- **Exercise details**: Reproduce the records from the line containing "expense-summary-label: EGRESOS —" through the line containing "budget-value: 0 — [513, 54, 534, 100]", both included, and nothing else.

## begin Supplied records

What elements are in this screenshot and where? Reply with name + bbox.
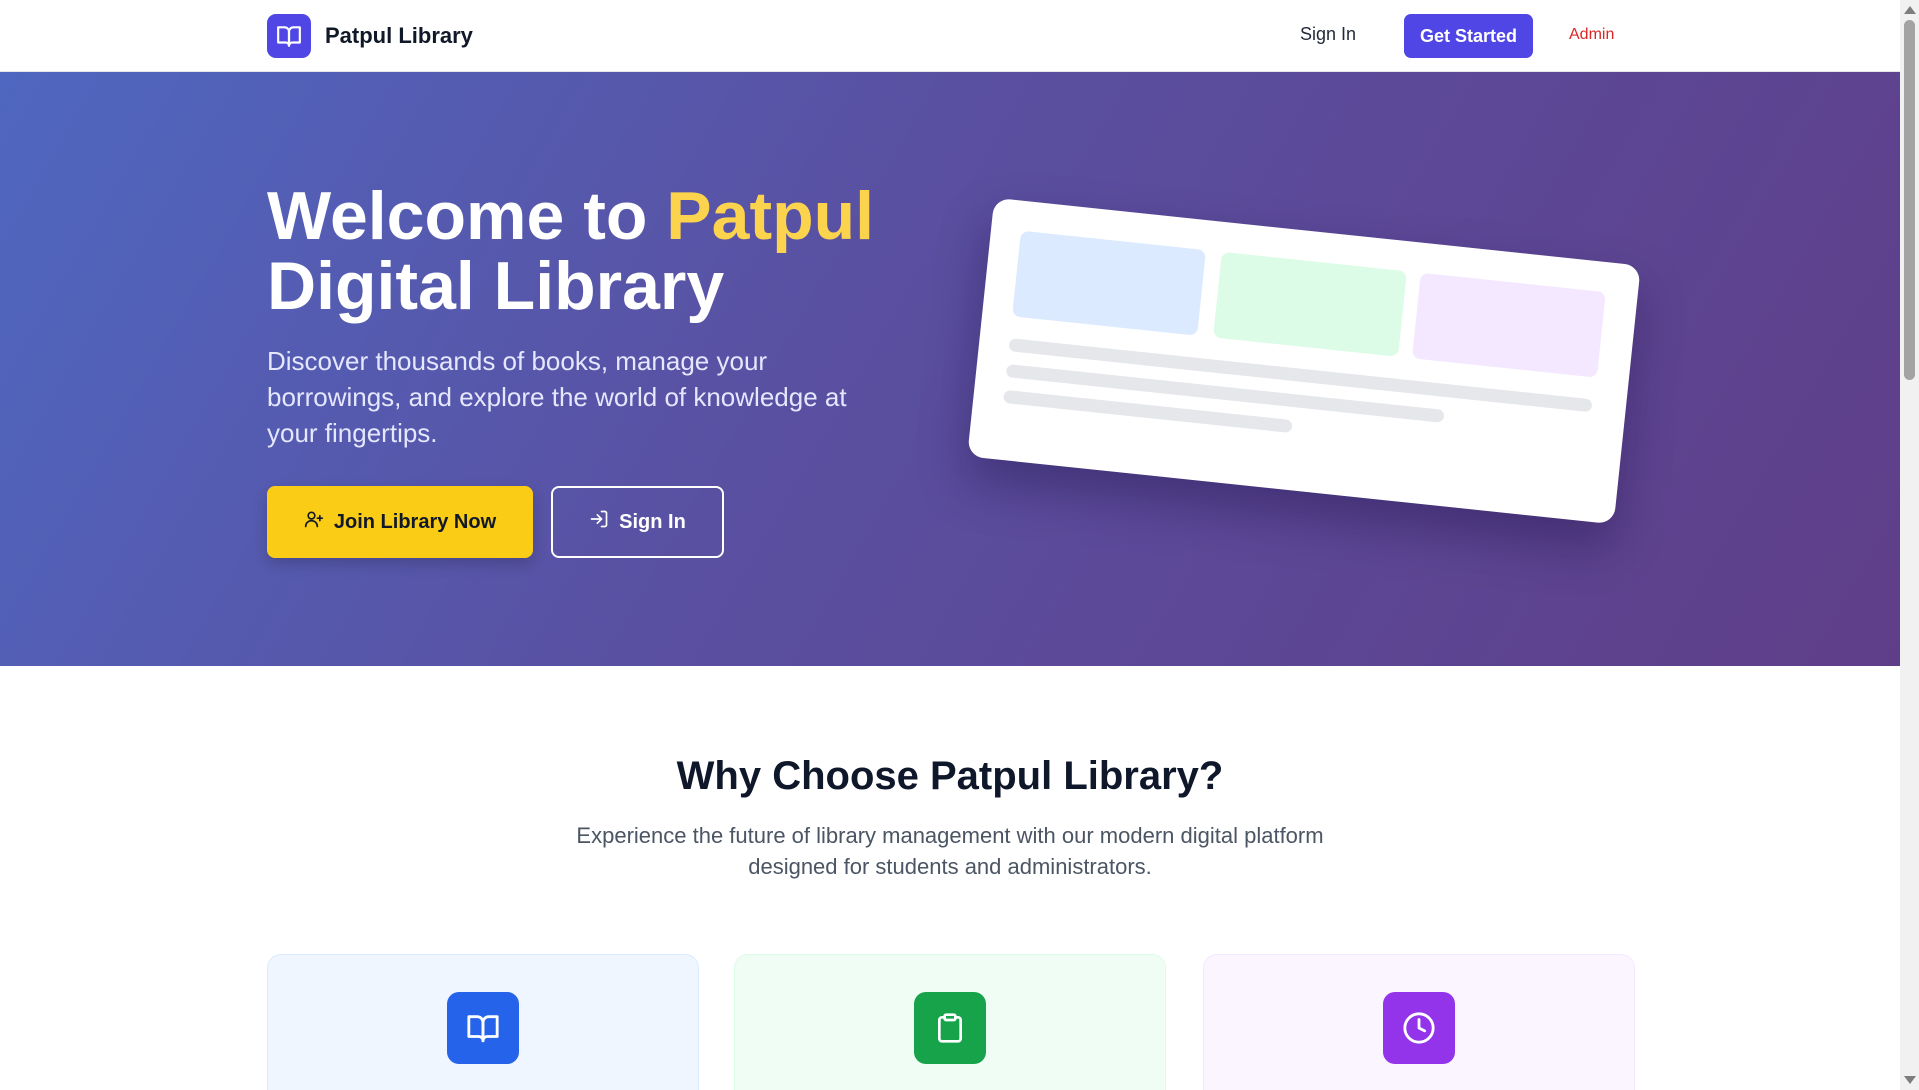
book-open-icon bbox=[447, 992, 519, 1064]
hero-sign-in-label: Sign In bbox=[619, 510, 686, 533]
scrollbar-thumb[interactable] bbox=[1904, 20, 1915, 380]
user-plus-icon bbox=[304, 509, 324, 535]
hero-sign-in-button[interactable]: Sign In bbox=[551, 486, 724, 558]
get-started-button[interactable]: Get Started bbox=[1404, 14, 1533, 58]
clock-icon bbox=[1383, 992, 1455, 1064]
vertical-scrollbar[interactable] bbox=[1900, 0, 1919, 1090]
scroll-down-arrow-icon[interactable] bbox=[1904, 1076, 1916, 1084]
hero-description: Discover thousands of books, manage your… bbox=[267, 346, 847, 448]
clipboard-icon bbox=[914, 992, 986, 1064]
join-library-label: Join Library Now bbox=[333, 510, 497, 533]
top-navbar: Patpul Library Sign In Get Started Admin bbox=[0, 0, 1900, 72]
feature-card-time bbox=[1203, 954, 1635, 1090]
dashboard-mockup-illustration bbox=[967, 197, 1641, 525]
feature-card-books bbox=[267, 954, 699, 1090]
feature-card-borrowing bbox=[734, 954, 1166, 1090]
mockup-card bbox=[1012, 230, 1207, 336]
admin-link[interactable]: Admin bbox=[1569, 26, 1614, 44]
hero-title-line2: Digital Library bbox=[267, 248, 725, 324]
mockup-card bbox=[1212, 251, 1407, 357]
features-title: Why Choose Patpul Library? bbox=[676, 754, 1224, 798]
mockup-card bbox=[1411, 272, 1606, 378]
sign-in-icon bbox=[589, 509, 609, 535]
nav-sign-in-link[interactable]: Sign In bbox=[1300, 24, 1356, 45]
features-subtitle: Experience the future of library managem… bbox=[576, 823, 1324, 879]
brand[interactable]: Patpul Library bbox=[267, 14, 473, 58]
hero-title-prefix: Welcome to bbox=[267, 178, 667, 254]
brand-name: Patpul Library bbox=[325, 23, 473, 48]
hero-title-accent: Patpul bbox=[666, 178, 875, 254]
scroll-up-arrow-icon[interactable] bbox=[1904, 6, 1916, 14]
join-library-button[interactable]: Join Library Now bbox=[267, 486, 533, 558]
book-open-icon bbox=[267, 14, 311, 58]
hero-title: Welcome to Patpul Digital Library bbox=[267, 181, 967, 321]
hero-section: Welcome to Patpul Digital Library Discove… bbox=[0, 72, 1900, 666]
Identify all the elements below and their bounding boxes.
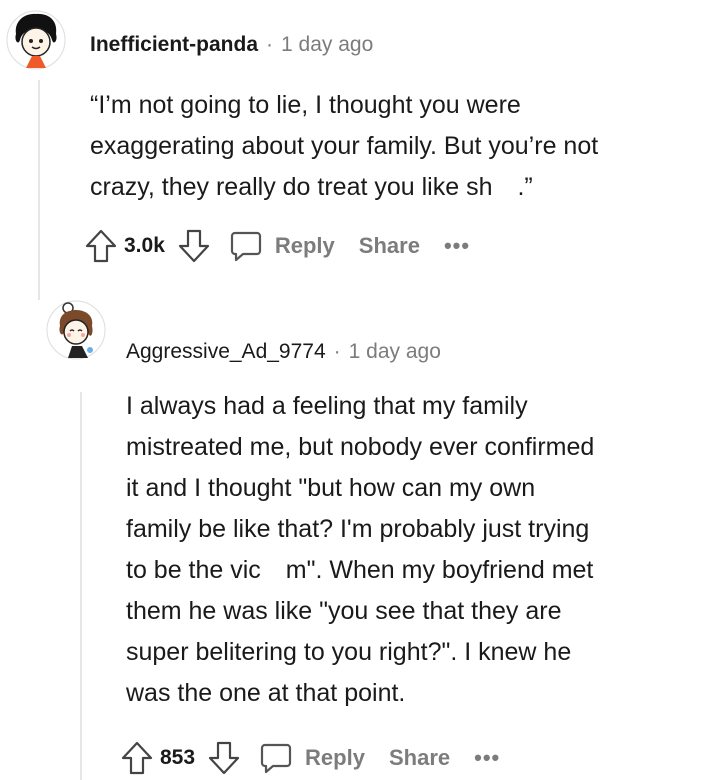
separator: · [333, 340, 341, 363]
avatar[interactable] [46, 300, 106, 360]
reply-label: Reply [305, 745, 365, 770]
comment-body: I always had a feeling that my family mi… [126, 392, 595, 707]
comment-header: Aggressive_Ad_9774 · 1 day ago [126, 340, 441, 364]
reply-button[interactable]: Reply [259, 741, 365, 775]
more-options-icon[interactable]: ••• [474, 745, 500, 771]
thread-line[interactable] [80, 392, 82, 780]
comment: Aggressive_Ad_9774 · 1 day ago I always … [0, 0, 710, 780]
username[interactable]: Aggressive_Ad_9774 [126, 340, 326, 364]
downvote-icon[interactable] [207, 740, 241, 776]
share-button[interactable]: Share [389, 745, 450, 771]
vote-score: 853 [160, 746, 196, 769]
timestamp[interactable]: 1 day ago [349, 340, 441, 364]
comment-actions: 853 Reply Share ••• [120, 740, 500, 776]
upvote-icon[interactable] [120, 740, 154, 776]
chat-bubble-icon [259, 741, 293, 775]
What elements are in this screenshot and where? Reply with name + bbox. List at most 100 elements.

## end Supplied records
## begin Supplied records

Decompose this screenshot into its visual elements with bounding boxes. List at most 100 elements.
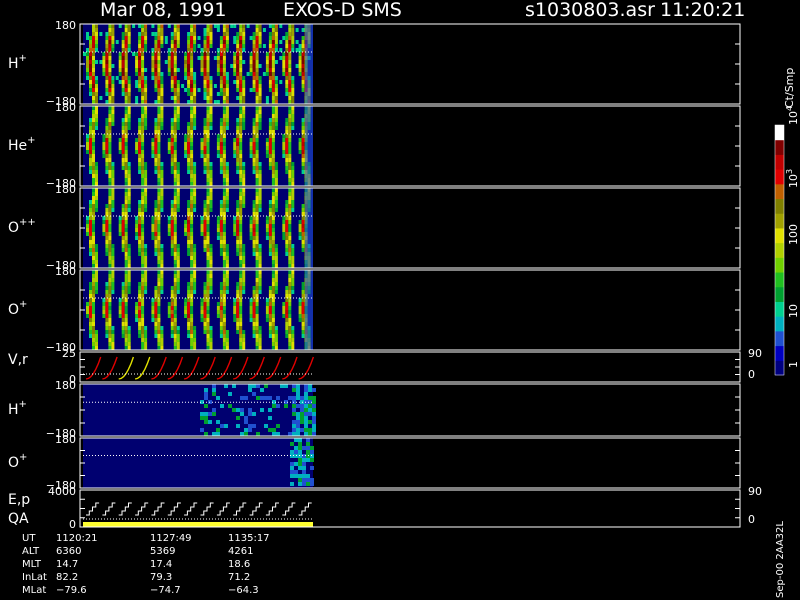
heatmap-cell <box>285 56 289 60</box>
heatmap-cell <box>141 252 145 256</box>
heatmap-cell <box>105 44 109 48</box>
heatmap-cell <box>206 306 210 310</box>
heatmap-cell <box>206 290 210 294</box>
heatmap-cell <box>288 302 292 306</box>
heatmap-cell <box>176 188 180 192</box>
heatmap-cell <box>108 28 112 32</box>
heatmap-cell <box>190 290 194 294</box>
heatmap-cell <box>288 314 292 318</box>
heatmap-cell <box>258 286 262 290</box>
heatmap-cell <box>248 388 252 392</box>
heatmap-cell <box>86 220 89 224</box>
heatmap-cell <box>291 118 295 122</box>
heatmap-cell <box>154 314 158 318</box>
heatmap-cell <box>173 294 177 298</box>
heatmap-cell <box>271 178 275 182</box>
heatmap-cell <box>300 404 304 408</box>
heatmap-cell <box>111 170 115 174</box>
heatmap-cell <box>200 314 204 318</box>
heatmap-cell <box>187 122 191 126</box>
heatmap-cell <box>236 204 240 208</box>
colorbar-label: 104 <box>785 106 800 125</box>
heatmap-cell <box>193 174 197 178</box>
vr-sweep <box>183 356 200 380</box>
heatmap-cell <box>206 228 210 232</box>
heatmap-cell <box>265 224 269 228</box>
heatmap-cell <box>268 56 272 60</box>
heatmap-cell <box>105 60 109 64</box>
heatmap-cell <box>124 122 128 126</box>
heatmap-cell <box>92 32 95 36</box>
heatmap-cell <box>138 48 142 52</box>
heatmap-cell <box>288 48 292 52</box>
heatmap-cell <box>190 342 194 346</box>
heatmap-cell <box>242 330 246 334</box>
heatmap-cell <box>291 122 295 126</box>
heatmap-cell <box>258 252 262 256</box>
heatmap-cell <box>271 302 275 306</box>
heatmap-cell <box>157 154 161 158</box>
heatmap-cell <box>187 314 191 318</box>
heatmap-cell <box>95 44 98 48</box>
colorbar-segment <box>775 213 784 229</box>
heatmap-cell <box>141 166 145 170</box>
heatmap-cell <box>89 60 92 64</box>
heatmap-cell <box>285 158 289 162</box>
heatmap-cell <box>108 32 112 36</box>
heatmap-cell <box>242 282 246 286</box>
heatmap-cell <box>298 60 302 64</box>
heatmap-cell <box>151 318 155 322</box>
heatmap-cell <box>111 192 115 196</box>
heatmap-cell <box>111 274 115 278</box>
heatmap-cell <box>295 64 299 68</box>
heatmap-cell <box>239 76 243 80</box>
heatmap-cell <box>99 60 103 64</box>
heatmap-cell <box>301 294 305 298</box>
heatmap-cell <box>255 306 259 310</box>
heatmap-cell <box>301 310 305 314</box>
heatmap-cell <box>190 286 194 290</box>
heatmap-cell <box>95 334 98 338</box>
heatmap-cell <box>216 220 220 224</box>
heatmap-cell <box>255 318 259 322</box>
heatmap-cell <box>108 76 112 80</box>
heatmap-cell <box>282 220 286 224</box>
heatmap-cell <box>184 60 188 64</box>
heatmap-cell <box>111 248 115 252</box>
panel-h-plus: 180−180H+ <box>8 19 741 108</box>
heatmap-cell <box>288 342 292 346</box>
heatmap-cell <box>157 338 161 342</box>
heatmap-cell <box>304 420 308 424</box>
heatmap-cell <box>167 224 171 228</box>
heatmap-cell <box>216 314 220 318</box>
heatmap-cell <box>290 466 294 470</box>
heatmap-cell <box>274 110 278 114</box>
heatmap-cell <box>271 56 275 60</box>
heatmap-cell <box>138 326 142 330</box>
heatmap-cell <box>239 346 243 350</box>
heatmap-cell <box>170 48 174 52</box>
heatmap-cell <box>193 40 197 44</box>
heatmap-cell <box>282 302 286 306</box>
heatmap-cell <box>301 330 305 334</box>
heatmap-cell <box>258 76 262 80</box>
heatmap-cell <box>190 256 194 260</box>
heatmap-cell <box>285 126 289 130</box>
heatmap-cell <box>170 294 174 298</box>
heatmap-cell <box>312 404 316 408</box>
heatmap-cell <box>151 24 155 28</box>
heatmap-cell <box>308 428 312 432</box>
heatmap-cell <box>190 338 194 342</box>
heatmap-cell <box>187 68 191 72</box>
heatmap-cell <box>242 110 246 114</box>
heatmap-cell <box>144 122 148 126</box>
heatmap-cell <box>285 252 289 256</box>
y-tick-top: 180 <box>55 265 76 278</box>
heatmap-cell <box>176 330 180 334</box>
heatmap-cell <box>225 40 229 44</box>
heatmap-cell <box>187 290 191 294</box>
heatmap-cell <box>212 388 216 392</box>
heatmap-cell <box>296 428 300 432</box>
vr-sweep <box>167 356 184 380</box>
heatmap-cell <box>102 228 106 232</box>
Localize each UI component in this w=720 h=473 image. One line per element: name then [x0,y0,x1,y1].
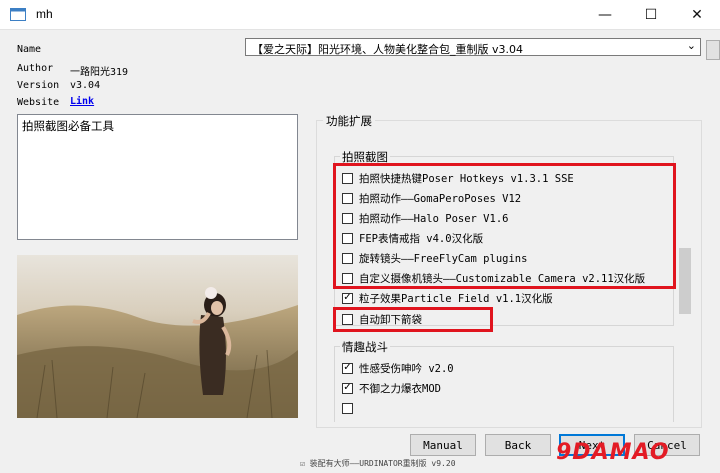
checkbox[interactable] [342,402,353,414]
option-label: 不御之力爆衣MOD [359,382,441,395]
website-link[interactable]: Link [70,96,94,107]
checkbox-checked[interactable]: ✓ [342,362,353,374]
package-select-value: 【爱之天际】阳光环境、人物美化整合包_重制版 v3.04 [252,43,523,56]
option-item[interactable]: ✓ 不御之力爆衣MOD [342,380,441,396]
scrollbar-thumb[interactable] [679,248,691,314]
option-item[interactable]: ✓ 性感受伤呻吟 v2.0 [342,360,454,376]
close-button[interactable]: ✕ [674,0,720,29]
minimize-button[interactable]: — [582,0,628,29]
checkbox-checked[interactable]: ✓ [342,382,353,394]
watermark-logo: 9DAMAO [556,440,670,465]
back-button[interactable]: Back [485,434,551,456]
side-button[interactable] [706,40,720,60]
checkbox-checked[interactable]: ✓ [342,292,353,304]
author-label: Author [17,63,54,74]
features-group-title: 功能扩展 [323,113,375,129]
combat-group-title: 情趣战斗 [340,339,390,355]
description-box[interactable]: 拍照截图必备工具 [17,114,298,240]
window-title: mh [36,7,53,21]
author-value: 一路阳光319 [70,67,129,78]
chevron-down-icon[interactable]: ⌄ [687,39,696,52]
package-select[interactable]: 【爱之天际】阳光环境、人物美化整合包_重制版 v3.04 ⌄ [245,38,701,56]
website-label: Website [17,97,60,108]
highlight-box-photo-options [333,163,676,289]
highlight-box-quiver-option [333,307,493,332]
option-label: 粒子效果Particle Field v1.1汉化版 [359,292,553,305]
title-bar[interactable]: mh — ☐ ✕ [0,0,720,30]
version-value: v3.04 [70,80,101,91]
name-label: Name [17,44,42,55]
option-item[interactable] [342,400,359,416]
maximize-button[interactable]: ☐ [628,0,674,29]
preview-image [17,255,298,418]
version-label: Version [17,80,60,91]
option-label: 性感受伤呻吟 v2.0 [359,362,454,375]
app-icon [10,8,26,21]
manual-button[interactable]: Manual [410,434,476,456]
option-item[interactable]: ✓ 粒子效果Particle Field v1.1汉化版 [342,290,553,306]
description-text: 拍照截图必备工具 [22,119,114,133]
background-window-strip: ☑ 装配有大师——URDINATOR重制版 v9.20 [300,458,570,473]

## end Supplied records
## begin Supplied records

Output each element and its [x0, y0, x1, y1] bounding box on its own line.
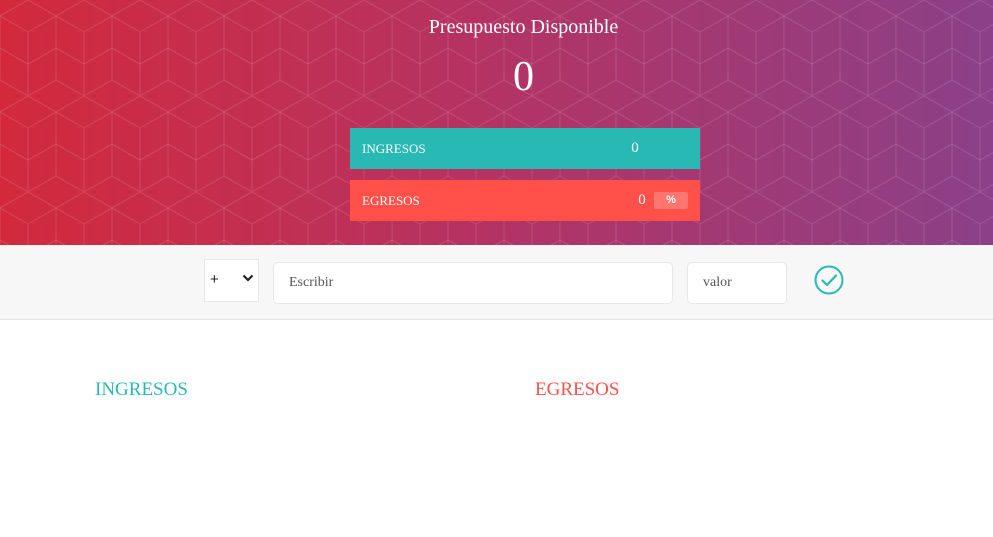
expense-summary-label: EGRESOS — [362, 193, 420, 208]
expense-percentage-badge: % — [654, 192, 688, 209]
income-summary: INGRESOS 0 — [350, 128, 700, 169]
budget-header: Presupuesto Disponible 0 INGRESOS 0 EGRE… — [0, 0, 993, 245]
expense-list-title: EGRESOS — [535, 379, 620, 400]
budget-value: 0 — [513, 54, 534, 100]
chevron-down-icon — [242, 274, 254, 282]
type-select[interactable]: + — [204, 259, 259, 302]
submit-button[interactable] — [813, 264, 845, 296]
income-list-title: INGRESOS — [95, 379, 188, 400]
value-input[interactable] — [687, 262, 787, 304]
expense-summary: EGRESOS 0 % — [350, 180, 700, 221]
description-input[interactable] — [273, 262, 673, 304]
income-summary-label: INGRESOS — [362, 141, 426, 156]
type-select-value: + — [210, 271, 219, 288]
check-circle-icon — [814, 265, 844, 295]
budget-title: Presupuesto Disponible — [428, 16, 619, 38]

## end Supplied records

- **Finished answer**:
expense-summary-label: EGRESOS — [362, 193, 420, 208]
expense-percentage-badge: % — [654, 192, 688, 209]
income-summary: INGRESOS 0 — [350, 128, 700, 169]
budget-header: Presupuesto Disponible 0 INGRESOS 0 EGRE… — [0, 0, 993, 245]
expense-list-title: EGRESOS — [535, 379, 620, 400]
budget-value: 0 — [513, 54, 534, 100]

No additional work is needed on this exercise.